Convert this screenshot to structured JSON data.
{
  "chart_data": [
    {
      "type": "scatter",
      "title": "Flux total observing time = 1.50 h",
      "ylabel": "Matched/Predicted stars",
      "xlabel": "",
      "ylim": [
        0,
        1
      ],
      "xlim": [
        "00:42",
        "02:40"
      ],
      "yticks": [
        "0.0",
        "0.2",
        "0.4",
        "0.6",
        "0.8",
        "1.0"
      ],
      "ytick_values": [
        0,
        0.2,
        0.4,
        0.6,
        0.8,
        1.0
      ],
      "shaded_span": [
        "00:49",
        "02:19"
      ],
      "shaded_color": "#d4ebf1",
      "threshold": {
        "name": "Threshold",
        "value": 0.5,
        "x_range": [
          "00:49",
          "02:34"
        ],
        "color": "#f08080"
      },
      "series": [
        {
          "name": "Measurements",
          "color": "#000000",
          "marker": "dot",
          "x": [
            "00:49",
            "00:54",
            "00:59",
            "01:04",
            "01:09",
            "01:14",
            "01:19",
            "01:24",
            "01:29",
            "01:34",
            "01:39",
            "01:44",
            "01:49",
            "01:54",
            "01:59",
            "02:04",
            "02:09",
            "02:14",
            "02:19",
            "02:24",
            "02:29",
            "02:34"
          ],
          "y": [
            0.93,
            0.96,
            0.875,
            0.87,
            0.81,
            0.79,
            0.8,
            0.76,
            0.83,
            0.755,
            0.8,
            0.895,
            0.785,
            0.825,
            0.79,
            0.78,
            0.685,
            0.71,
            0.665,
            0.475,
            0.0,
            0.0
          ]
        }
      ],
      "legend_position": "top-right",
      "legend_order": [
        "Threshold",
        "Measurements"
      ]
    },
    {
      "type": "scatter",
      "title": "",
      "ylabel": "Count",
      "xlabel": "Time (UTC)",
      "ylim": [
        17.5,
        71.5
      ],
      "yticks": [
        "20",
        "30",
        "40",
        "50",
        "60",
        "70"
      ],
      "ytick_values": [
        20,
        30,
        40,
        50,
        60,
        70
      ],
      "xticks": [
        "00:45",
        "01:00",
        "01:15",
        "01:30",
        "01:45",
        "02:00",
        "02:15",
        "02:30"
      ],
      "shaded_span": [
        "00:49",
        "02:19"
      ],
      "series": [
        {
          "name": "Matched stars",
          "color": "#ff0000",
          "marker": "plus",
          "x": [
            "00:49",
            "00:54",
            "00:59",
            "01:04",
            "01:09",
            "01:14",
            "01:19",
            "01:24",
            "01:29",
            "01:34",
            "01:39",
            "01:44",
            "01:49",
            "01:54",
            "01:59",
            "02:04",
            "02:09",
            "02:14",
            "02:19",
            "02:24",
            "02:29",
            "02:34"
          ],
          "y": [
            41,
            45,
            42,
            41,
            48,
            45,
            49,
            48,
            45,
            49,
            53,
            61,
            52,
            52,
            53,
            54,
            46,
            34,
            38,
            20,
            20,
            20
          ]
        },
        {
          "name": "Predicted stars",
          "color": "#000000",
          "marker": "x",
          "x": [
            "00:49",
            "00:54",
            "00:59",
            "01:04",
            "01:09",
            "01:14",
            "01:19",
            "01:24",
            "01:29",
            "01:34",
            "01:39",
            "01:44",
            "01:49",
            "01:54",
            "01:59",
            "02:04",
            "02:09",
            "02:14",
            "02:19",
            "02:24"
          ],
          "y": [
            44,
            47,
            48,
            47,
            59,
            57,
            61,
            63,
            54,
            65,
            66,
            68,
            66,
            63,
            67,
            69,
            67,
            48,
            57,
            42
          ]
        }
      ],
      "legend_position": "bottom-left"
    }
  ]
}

========================================================================

[Task statement]: Print again each line of the listing above, exactly as it appears.

[Exercise answer]:
Convert this screenshot to structured JSON data.
{
  "chart_data": [
    {
      "type": "scatter",
      "title": "Flux total observing time = 1.50 h",
      "ylabel": "Matched/Predicted stars",
      "xlabel": "",
      "ylim": [
        0,
        1
      ],
      "xlim": [
        "00:42",
        "02:40"
      ],
      "yticks": [
        "0.0",
        "0.2",
        "0.4",
        "0.6",
        "0.8",
        "1.0"
      ],
      "ytick_values": [
        0,
        0.2,
        0.4,
        0.6,
        0.8,
        1.0
      ],
      "shaded_span": [
        "00:49",
        "02:19"
      ],
      "shaded_color": "#d4ebf1",
      "threshold": {
        "name": "Threshold",
        "value": 0.5,
        "x_range": [
          "00:49",
          "02:34"
        ],
        "color": "#f08080"
      },
      "series": [
        {
          "name": "Measurements",
          "color": "#000000",
          "marker": "dot",
          "x": [
            "00:49",
            "00:54",
            "00:59",
            "01:04",
            "01:09",
            "01:14",
            "01:19",
            "01:24",
            "01:29",
            "01:34",
            "01:39",
            "01:44",
            "01:49",
            "01:54",
            "01:59",
            "02:04",
            "02:09",
            "02:14",
            "02:19",
            "02:24",
            "02:29",
            "02:34"
          ],
          "y": [
            0.93,
            0.96,
            0.875,
            0.87,
            0.81,
            0.79,
            0.8,
            0.76,
            0.83,
            0.755,
            0.8,
            0.895,
            0.785,
            0.825,
            0.79,
            0.78,
            0.685,
            0.71,
            0.665,
            0.475,
            0.0,
            0.0
          ]
        }
      ],
      "legend_position": "top-right",
      "legend_order": [
        "Threshold",
        "Measurements"
      ]
    },
    {
      "type": "scatter",
      "title": "",
      "ylabel": "Count",
      "xlabel": "Time (UTC)",
      "ylim": [
        17.5,
        71.5
      ],
      "yticks": [
        "20",
        "30",
        "40",
        "50",
        "60",
        "70"
      ],
      "ytick_values": [
        20,
        30,
        40,
        50,
        60,
        70
      ],
      "xticks": [
        "00:45",
        "01:00",
        "01:15",
        "01:30",
        "01:45",
        "02:00",
        "02:15",
        "02:30"
      ],
      "shaded_span": [
        "00:49",
        "02:19"
      ],
      "series": [
        {
          "name": "Matched stars",
          "color": "#ff0000",
          "marker": "plus",
          "x": [
            "00:49",
            "00:54",
            "00:59",
            "01:04",
            "01:09",
            "01:14",
            "01:19",
            "01:24",
            "01:29",
            "01:34",
            "01:39",
            "01:44",
            "01:49",
            "01:54",
            "01:59",
            "02:04",
            "02:09",
            "02:14",
            "02:19",
            "02:24",
            "02:29",
            "02:34"
          ],
          "y": [
            41,
            45,
            42,
            41,
            48,
            45,
            49,
            48,
            45,
            49,
            53,
            61,
            52,
            52,
            53,
            54,
            46,
            34,
            38,
            20,
            20,
            20
          ]
        },
        {
          "name": "Predicted stars",
          "color": "#000000",
          "marker": "x",
          "x": [
            "00:49",
            "00:54",
            "00:59",
            "01:04",
            "01:09",
            "01:14",
            "01:19",
            "01:24",
            "01:29",
            "01:34",
            "01:39",
            "01:44",
            "01:49",
            "01:54",
            "01:59",
            "02:04",
            "02:09",
            "02:14",
            "02:19",
            "02:24"
          ],
          "y": [
            44,
            47,
            48,
            47,
            59,
            57,
            61,
            63,
            54,
            65,
            66,
            68,
            66,
            63,
            67,
            69,
            67,
            48,
            57,
            42
          ]
        }
      ],
      "legend_position": "bottom-left"
    }
  ]
}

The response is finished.